§ Problem to work on
Select every line holding the word "علمی" and copy it.

§ Dataset extract
Start
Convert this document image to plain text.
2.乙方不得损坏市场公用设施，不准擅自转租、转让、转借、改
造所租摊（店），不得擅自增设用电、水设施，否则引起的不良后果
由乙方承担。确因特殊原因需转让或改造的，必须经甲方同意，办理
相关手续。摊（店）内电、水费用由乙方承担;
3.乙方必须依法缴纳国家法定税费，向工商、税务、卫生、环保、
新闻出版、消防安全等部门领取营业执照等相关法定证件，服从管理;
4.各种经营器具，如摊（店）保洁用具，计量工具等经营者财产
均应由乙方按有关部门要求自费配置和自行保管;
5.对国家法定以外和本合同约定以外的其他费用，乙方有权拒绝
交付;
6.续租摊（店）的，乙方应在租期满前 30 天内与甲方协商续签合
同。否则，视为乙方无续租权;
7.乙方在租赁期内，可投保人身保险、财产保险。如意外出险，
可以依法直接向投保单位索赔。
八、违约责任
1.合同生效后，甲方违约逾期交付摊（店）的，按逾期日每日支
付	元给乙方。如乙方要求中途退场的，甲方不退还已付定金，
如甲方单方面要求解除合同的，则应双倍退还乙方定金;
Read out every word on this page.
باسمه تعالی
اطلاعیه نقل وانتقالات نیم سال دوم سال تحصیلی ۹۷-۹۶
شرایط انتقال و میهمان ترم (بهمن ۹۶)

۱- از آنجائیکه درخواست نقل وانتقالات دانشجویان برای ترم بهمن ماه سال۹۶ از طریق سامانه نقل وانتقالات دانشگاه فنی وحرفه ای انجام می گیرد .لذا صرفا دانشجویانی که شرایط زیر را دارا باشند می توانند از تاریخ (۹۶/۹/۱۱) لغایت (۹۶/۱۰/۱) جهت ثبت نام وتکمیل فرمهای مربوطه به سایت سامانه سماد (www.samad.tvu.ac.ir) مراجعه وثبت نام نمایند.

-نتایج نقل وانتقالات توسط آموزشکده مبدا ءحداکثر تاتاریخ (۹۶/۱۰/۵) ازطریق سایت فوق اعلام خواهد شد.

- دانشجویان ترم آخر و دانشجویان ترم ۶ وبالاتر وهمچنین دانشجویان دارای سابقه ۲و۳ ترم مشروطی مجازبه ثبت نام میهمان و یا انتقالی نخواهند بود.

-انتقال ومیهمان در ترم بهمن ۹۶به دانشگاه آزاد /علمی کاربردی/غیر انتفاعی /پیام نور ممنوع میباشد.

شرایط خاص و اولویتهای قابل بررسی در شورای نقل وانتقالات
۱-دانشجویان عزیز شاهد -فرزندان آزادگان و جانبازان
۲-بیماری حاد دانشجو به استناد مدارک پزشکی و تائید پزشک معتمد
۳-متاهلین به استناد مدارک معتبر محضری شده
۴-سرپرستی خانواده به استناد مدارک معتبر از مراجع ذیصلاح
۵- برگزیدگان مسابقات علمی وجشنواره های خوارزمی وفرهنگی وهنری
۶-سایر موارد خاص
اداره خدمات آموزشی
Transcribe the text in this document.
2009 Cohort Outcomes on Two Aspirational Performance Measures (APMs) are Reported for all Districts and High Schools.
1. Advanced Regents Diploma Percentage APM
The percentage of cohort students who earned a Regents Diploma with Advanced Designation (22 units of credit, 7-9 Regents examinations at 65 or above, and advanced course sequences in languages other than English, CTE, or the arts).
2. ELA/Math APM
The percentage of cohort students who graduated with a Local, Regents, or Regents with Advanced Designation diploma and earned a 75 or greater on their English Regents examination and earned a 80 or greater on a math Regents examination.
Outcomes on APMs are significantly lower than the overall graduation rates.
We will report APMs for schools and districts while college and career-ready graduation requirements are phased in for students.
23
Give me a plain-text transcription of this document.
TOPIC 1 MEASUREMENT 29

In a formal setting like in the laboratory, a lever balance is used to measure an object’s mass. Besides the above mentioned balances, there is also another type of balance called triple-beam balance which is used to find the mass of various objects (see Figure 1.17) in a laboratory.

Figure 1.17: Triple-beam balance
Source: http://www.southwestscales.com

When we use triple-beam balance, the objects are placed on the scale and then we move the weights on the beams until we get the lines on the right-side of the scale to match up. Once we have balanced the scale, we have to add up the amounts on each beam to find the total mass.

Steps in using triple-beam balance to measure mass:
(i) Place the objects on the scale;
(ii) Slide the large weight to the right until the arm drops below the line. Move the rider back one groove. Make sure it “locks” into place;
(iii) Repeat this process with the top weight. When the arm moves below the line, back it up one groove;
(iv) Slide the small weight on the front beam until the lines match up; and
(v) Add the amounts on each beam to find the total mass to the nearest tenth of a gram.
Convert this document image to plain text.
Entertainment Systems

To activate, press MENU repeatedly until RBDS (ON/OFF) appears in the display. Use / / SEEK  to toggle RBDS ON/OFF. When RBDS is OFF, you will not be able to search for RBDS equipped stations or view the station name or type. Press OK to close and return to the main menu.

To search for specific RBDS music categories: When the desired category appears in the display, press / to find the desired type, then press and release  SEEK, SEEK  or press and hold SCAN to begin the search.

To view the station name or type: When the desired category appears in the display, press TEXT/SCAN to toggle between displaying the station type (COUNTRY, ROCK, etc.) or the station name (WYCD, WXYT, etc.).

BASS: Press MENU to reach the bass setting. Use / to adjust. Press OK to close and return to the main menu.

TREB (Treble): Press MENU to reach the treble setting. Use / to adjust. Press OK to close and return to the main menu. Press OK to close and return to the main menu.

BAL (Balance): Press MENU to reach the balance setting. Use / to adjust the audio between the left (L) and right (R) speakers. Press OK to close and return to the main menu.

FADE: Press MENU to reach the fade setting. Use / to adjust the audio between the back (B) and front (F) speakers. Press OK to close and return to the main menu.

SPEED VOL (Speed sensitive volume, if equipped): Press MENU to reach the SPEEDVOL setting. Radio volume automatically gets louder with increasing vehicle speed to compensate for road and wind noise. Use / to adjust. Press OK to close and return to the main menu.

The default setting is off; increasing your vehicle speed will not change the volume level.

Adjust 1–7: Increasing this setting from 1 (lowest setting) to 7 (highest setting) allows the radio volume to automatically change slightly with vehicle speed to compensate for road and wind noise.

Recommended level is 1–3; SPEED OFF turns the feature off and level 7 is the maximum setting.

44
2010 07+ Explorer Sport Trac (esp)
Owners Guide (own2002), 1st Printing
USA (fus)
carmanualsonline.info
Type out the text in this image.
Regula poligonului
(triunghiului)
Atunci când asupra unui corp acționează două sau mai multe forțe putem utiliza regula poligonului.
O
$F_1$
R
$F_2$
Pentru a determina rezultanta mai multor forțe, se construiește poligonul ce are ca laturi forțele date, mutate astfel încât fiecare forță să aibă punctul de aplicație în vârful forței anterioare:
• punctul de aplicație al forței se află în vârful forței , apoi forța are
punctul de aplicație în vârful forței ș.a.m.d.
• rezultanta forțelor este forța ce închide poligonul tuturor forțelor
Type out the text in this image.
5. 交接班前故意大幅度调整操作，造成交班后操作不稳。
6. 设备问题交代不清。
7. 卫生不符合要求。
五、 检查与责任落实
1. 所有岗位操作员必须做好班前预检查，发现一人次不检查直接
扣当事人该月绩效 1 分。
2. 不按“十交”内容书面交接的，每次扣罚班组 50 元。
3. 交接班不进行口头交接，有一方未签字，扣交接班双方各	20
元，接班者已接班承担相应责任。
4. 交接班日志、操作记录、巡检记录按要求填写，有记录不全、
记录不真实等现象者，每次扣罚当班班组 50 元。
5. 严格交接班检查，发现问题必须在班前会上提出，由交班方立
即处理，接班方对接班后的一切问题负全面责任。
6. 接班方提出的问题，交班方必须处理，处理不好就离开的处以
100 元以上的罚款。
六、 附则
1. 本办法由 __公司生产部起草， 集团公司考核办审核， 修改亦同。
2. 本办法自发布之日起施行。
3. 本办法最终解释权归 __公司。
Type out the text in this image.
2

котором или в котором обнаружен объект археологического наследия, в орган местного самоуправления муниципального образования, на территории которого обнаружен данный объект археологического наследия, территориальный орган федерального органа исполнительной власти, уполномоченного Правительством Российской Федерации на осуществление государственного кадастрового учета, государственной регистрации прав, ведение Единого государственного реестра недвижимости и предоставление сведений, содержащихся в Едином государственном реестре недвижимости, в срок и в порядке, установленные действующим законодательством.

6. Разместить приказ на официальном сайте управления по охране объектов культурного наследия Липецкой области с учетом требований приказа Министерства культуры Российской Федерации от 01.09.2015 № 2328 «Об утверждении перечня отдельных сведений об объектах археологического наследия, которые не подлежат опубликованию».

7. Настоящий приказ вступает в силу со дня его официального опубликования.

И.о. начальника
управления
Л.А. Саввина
End
§ Completed task
-انتقال ومیهمان در ترم بهمن ۹۶به دانشگاه آزاد /علمی کاربردی/غیر انتفاعی /پیام نور ممنوع میباشد.
۵- برگزیدگان مسابقات علمی وجشنواره های خوارزمی وفرهنگی وهنری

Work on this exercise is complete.